-- Task statement --
All entries must be extracted exactly, with nothing added or dropped.

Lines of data
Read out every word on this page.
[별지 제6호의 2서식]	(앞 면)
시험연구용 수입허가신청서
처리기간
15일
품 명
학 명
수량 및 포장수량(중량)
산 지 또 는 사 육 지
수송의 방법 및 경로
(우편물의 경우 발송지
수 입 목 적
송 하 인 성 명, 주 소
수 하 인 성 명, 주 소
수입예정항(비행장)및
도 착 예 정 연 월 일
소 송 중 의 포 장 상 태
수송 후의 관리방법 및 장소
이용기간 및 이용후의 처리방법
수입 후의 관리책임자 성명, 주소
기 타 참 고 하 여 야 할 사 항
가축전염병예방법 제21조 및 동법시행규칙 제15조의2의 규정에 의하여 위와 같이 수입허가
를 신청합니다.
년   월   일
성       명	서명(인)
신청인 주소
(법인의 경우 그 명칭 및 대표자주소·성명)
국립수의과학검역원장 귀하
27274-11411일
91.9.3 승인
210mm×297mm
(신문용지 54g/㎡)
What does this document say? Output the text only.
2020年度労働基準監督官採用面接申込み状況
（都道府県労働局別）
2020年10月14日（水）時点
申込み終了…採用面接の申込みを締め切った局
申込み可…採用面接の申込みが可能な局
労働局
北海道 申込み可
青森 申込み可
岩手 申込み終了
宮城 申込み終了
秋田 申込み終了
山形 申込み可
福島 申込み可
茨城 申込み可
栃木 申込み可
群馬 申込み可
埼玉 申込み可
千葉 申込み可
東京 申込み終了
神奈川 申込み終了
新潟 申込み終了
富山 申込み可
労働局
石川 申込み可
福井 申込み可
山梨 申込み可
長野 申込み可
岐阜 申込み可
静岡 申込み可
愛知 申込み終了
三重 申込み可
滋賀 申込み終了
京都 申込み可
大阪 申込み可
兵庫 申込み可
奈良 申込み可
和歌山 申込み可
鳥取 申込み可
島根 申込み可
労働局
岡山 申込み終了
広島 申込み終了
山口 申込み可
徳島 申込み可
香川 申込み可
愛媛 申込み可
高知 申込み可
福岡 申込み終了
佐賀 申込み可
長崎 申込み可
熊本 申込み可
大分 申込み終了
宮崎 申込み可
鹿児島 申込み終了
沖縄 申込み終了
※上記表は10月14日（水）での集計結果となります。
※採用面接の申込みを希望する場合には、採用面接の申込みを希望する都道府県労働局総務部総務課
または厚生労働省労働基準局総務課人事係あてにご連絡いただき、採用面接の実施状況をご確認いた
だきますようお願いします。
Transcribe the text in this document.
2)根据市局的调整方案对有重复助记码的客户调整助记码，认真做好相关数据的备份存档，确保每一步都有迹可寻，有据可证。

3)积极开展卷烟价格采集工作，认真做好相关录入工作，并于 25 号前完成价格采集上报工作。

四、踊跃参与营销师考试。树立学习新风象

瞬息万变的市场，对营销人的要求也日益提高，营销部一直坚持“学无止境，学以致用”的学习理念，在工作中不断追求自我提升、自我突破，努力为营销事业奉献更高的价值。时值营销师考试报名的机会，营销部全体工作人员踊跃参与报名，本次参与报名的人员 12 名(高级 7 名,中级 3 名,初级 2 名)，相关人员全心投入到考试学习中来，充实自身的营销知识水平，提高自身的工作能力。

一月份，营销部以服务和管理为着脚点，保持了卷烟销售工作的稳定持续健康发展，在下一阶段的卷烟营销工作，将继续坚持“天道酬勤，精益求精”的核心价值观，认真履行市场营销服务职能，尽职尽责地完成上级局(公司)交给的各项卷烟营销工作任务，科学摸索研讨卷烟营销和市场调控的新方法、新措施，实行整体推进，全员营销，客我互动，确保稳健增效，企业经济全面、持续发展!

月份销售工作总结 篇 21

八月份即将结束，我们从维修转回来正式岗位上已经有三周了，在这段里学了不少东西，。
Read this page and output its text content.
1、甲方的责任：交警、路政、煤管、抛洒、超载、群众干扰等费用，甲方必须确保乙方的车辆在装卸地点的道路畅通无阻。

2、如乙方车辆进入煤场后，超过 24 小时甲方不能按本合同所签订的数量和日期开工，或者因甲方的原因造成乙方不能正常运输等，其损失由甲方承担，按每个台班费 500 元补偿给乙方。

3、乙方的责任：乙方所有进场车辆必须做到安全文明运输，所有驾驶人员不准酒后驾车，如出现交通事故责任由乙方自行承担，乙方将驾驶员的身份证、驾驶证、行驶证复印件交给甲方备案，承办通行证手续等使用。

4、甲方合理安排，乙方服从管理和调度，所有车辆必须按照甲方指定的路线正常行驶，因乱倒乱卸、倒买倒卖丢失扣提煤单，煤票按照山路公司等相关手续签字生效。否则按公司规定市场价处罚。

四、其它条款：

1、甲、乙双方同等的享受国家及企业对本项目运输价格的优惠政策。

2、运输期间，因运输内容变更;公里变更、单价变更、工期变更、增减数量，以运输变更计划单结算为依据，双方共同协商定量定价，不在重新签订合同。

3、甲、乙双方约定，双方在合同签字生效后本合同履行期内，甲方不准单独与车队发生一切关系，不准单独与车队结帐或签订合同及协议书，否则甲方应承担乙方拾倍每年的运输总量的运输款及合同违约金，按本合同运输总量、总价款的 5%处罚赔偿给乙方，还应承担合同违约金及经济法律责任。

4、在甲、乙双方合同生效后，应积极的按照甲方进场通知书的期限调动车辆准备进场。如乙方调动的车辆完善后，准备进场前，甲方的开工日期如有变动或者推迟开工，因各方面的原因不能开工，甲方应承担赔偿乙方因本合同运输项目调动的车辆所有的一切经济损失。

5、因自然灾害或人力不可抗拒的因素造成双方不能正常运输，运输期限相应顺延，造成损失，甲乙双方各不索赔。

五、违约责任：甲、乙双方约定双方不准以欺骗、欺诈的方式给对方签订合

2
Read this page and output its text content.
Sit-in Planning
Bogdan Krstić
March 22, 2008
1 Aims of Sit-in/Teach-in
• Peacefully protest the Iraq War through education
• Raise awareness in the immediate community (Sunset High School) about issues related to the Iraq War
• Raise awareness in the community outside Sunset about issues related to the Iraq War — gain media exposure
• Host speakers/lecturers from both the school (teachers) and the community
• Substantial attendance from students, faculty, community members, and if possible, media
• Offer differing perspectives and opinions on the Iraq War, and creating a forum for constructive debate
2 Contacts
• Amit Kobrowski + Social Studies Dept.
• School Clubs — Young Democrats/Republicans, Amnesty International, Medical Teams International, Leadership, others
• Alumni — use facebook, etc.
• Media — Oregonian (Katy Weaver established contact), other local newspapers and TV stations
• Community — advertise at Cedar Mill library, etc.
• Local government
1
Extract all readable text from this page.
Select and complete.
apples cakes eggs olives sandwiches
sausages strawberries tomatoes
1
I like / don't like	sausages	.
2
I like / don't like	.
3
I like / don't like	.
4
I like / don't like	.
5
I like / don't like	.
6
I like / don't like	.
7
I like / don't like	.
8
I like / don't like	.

-- Right answer --
Read out every word on this page.
[별지 제6호의 2서식]	(앞 면)
시험연구용 수입허가신청서
처리기간
15일
품 명
학 명
수량 및 포장수량(중량)
산 지 또 는 사 육 지
수송의 방법 및 경로
(우편물의 경우 발송지
수 입 목 적
송 하 인 성 명, 주 소
수 하 인 성 명, 주 소
수입예정항(비행장)및
도 착 예 정 연 월 일
소 송 중 의 포 장 상 태
수송 후의 관리방법 및 장소
이용기간 및 이용후의 처리방법
수입 후의 관리책임자 성명, 주소
기 타 참 고 하 여 야 할 사 항
가축전염병예방법 제21조 및 동법시행규칙 제15조의2의 규정에 의하여 위와 같이 수입허가
를 신청합니다.
년   월   일
성       명	서명(인)
신청인 주소
(법인의 경우 그 명칭 및 대표자주소·성명)
국립수의과학검역원장 귀하
27274-11411일
91.9.3 승인
210mm×297mm
(신문용지 54g/㎡)
What does this document say? Output the text only.
2020年度労働基準監督官採用面接申込み状況
（都道府県労働局別）
2020年10月14日（水）時点
申込み終了…採用面接の申込みを締め切った局
申込み可…採用面接の申込みが可能な局
労働局
北海道 申込み可
青森 申込み可
岩手 申込み終了
宮城 申込み終了
秋田 申込み終了
山形 申込み可
福島 申込み可
茨城 申込み可
栃木 申込み可
群馬 申込み可
埼玉 申込み可
千葉 申込み可
東京 申込み終了
神奈川 申込み終了
新潟 申込み終了
富山 申込み可
労働局
石川 申込み可
福井 申込み可
山梨 申込み可
長野 申込み可
岐阜 申込み可
静岡 申込み可
愛知 申込み終了
三重 申込み可
滋賀 申込み終了
京都 申込み可
大阪 申込み可
兵庫 申込み可
奈良 申込み可
和歌山 申込み可
鳥取 申込み可
島根 申込み可
労働局
岡山 申込み終了
広島 申込み終了
山口 申込み可
徳島 申込み可
香川 申込み可
愛媛 申込み可
高知 申込み可
福岡 申込み終了
佐賀 申込み可
長崎 申込み可
熊本 申込み可
大分 申込み終了
宮崎 申込み可
鹿児島 申込み終了
沖縄 申込み終了
※上記表は10月14日（水）での集計結果となります。
※採用面接の申込みを希望する場合には、採用面接の申込みを希望する都道府県労働局総務部総務課
または厚生労働省労働基準局総務課人事係あてにご連絡いただき、採用面接の実施状況をご確認いた
だきますようお願いします。
Transcribe the text in this document.
2)根据市局的调整方案对有重复助记码的客户调整助记码，认真做好相关数据的备份存档，确保每一步都有迹可寻，有据可证。

3)积极开展卷烟价格采集工作，认真做好相关录入工作，并于 25 号前完成价格采集上报工作。

四、踊跃参与营销师考试。树立学习新风象

瞬息万变的市场，对营销人的要求也日益提高，营销部一直坚持“学无止境，学以致用”的学习理念，在工作中不断追求自我提升、自我突破，努力为营销事业奉献更高的价值。时值营销师考试报名的机会，营销部全体工作人员踊跃参与报名，本次参与报名的人员 12 名(高级 7 名,中级 3 名,初级 2 名)，相关人员全心投入到考试学习中来，充实自身的营销知识水平，提高自身的工作能力。

一月份，营销部以服务和管理为着脚点，保持了卷烟销售工作的稳定持续健康发展，在下一阶段的卷烟营销工作，将继续坚持“天道酬勤，精益求精”的核心价值观，认真履行市场营销服务职能，尽职尽责地完成上级局(公司)交给的各项卷烟营销工作任务，科学摸索研讨卷烟营销和市场调控的新方法、新措施，实行整体推进，全员营销，客我互动，确保稳健增效，企业经济全面、持续发展!

月份销售工作总结 篇 21

八月份即将结束，我们从维修转回来正式岗位上已经有三周了，在这段里学了不少东西，。
Read this page and output its text content.
1、甲方的责任：交警、路政、煤管、抛洒、超载、群众干扰等费用，甲方必须确保乙方的车辆在装卸地点的道路畅通无阻。

2、如乙方车辆进入煤场后，超过 24 小时甲方不能按本合同所签订的数量和日期开工，或者因甲方的原因造成乙方不能正常运输等，其损失由甲方承担，按每个台班费 500 元补偿给乙方。

3、乙方的责任：乙方所有进场车辆必须做到安全文明运输，所有驾驶人员不准酒后驾车，如出现交通事故责任由乙方自行承担，乙方将驾驶员的身份证、驾驶证、行驶证复印件交给甲方备案，承办通行证手续等使用。

4、甲方合理安排，乙方服从管理和调度，所有车辆必须按照甲方指定的路线正常行驶，因乱倒乱卸、倒买倒卖丢失扣提煤单，煤票按照山路公司等相关手续签字生效。否则按公司规定市场价处罚。

四、其它条款：

1、甲、乙双方同等的享受国家及企业对本项目运输价格的优惠政策。

2、运输期间，因运输内容变更;公里变更、单价变更、工期变更、增减数量，以运输变更计划单结算为依据，双方共同协商定量定价，不在重新签订合同。

3、甲、乙双方约定，双方在合同签字生效后本合同履行期内，甲方不准单独与车队发生一切关系，不准单独与车队结帐或签订合同及协议书，否则甲方应承担乙方拾倍每年的运输总量的运输款及合同违约金，按本合同运输总量、总价款的 5%处罚赔偿给乙方，还应承担合同违约金及经济法律责任。

4、在甲、乙双方合同生效后，应积极的按照甲方进场通知书的期限调动车辆准备进场。如乙方调动的车辆完善后，准备进场前，甲方的开工日期如有变动或者推迟开工，因各方面的原因不能开工，甲方应承担赔偿乙方因本合同运输项目调动的车辆所有的一切经济损失。

5、因自然灾害或人力不可抗拒的因素造成双方不能正常运输，运输期限相应顺延，造成损失，甲乙双方各不索赔。

五、违约责任：甲、乙双方约定双方不准以欺骗、欺诈的方式给对方签订合

2
Read this page and output its text content.
Sit-in Planning
Bogdan Krstić
March 22, 2008
1 Aims of Sit-in/Teach-in
• Peacefully protest the Iraq War through education
• Raise awareness in the immediate community (Sunset High School) about issues related to the Iraq War
• Raise awareness in the community outside Sunset about issues related to the Iraq War — gain media exposure
• Host speakers/lecturers from both the school (teachers) and the community
• Substantial attendance from students, faculty, community members, and if possible, media
• Offer differing perspectives and opinions on the Iraq War, and creating a forum for constructive debate
2 Contacts
• Amit Kobrowski + Social Studies Dept.
• School Clubs — Young Democrats/Republicans, Amnesty International, Medical Teams International, Leadership, others
• Alumni — use facebook, etc.
• Media — Oregonian (Katy Weaver established contact), other local newspapers and TV stations
• Community — advertise at Cedar Mill library, etc.
• Local government
1
Extract all readable text from this page.
Select and complete.
apples cakes eggs olives sandwiches
sausages strawberries tomatoes
1
I like / don't like	sausages	.
2
I like / don't like	.
3
I like / don't like	.
4
I like / don't like	.
5
I like / don't like	.
6
I like / don't like	.
7
I like / don't like	.
8
I like / don't like	.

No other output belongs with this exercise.